Data excerpts
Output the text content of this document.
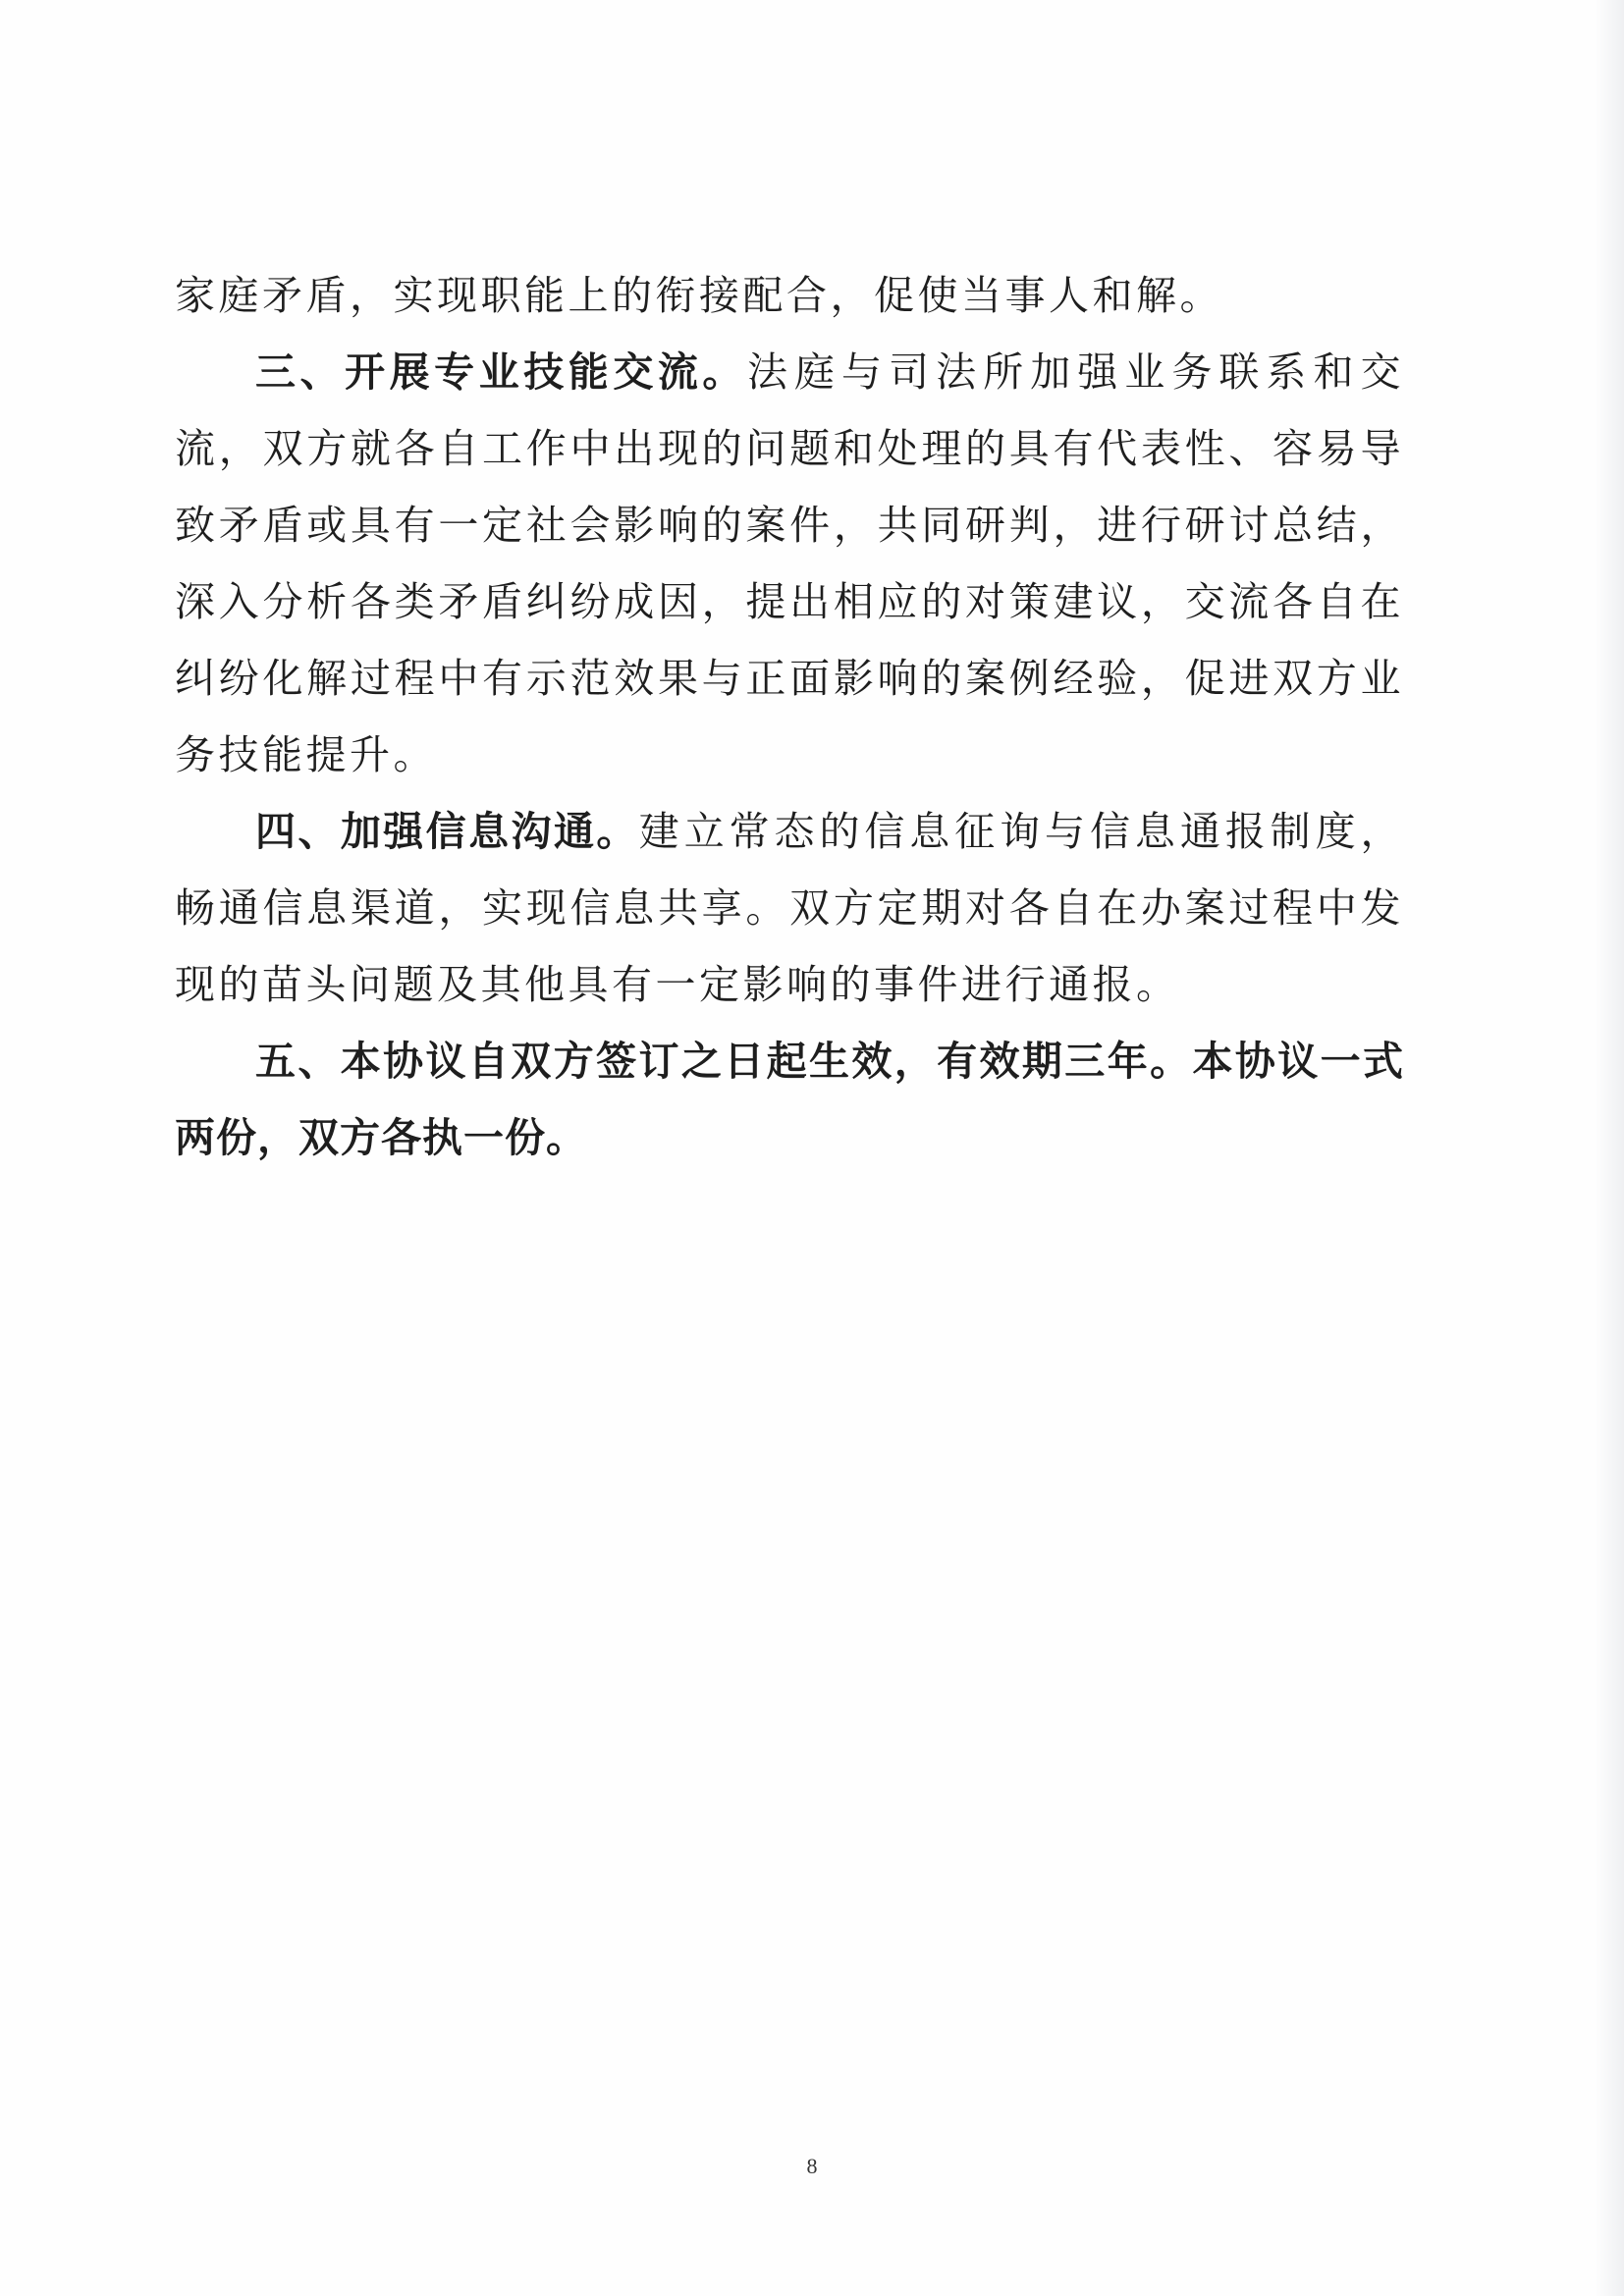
家庭矛盾，实现职能上的衔接配合，促使当事人和解。

三、开展专业技能交流。法庭与司法所加强业务联系和交流，双方就各自工作中出现的问题和处理的具有代表性、容易导致矛盾或具有一定社会影响的案件，共同研判，进行研讨总结，深入分析各类矛盾纠纷成因，提出相应的对策建议，交流各自在纠纷化解过程中有示范效果与正面影响的案例经验，促进双方业务技能提升。

四、加强信息沟通。建立常态的信息征询与信息通报制度，畅通信息渠道，实现信息共享。双方定期对各自在办案过程中发现的苗头问题及其他具有一定影响的事件进行通报。

五、本协议自双方签订之日起生效，有效期三年。本协议一式两份，双方各执一份。

8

- [Stated task]
Reproduce each line exactly as it appears, omitting the pictures.

- [Task answer]
Output the text content of this document.
家庭矛盾，实现职能上的衔接配合，促使当事人和解。

三、开展专业技能交流。法庭与司法所加强业务联系和交流，双方就各自工作中出现的问题和处理的具有代表性、容易导致矛盾或具有一定社会影响的案件，共同研判，进行研讨总结，深入分析各类矛盾纠纷成因，提出相应的对策建议，交流各自在纠纷化解过程中有示范效果与正面影响的案例经验，促进双方业务技能提升。

四、加强信息沟通。建立常态的信息征询与信息通报制度，畅通信息渠道，实现信息共享。双方定期对各自在办案过程中发现的苗头问题及其他具有一定影响的事件进行通报。

五、本协议自双方签订之日起生效，有效期三年。本协议一式两份，双方各执一份。

8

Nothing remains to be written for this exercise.